Data excerpts
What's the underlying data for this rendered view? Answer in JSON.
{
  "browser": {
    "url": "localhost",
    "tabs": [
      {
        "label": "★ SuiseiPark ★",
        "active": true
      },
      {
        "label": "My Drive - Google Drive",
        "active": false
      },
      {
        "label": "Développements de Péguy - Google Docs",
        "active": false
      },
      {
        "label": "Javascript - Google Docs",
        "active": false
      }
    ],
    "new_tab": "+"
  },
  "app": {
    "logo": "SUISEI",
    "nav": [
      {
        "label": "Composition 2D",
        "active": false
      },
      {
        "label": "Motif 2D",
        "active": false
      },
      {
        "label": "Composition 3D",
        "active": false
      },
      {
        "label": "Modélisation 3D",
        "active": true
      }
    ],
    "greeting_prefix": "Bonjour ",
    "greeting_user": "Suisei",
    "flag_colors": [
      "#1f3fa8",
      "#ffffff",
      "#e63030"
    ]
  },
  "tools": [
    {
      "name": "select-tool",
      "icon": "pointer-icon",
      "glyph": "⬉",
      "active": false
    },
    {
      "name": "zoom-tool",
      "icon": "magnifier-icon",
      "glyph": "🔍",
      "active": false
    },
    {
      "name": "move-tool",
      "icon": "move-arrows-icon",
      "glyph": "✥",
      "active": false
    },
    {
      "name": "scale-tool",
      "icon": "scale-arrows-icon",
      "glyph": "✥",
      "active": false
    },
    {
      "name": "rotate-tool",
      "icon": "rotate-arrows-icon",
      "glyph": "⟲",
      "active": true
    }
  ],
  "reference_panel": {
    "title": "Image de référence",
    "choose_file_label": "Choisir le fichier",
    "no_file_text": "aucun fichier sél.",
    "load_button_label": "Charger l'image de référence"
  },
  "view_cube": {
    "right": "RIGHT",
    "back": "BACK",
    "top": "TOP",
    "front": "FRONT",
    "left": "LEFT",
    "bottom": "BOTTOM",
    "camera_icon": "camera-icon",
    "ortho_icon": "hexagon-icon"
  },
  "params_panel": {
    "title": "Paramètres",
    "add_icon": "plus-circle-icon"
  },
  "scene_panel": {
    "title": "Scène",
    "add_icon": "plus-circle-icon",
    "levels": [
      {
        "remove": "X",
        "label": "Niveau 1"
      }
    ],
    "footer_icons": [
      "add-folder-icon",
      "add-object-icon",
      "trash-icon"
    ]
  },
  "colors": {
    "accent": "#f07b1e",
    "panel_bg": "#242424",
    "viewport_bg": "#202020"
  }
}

Stated problem. Take the lines above and retype all of them exactly.

Solved exercise.
What's the underlying data for this rendered view? Answer in JSON.
{
  "browser": {
    "url": "localhost",
    "tabs": [
      {
        "label": "★ SuiseiPark ★",
        "active": true
      },
      {
        "label": "My Drive - Google Drive",
        "active": false
      },
      {
        "label": "Développements de Péguy - Google Docs",
        "active": false
      },
      {
        "label": "Javascript - Google Docs",
        "active": false
      }
    ],
    "new_tab": "+"
  },
  "app": {
    "logo": "SUISEI",
    "nav": [
      {
        "label": "Composition 2D",
        "active": false
      },
      {
        "label": "Motif 2D",
        "active": false
      },
      {
        "label": "Composition 3D",
        "active": false
      },
      {
        "label": "Modélisation 3D",
        "active": true
      }
    ],
    "greeting_prefix": "Bonjour ",
    "greeting_user": "Suisei",
    "flag_colors": [
      "#1f3fa8",
      "#ffffff",
      "#e63030"
    ]
  },
  "tools": [
    {
      "name": "select-tool",
      "icon": "pointer-icon",
      "glyph": "⬉",
      "active": false
    },
    {
      "name": "zoom-tool",
      "icon": "magnifier-icon",
      "glyph": "🔍",
      "active": false
    },
    {
      "name": "move-tool",
      "icon": "move-arrows-icon",
      "glyph": "✥",
      "active": false
    },
    {
      "name": "scale-tool",
      "icon": "scale-arrows-icon",
      "glyph": "✥",
      "active": false
    },
    {
      "name": "rotate-tool",
      "icon": "rotate-arrows-icon",
      "glyph": "⟲",
      "active": true
    }
  ],
  "reference_panel": {
    "title": "Image de référence",
    "choose_file_label": "Choisir le fichier",
    "no_file_text": "aucun fichier sél.",
    "load_button_label": "Charger l'image de référence"
  },
  "view_cube": {
    "right": "RIGHT",
    "back": "BACK",
    "top": "TOP",
    "front": "FRONT",
    "left": "LEFT",
    "bottom": "BOTTOM",
    "camera_icon": "camera-icon",
    "ortho_icon": "hexagon-icon"
  },
  "params_panel": {
    "title": "Paramètres",
    "add_icon": "plus-circle-icon"
  },
  "scene_panel": {
    "title": "Scène",
    "add_icon": "plus-circle-icon",
    "levels": [
      {
        "remove": "X",
        "label": "Niveau 1"
      }
    ],
    "footer_icons": [
      "add-folder-icon",
      "add-object-icon",
      "trash-icon"
    ]
  },
  "colors": {
    "accent": "#f07b1e",
    "panel_bg": "#242424",
    "viewport_bg": "#202020"
  }
}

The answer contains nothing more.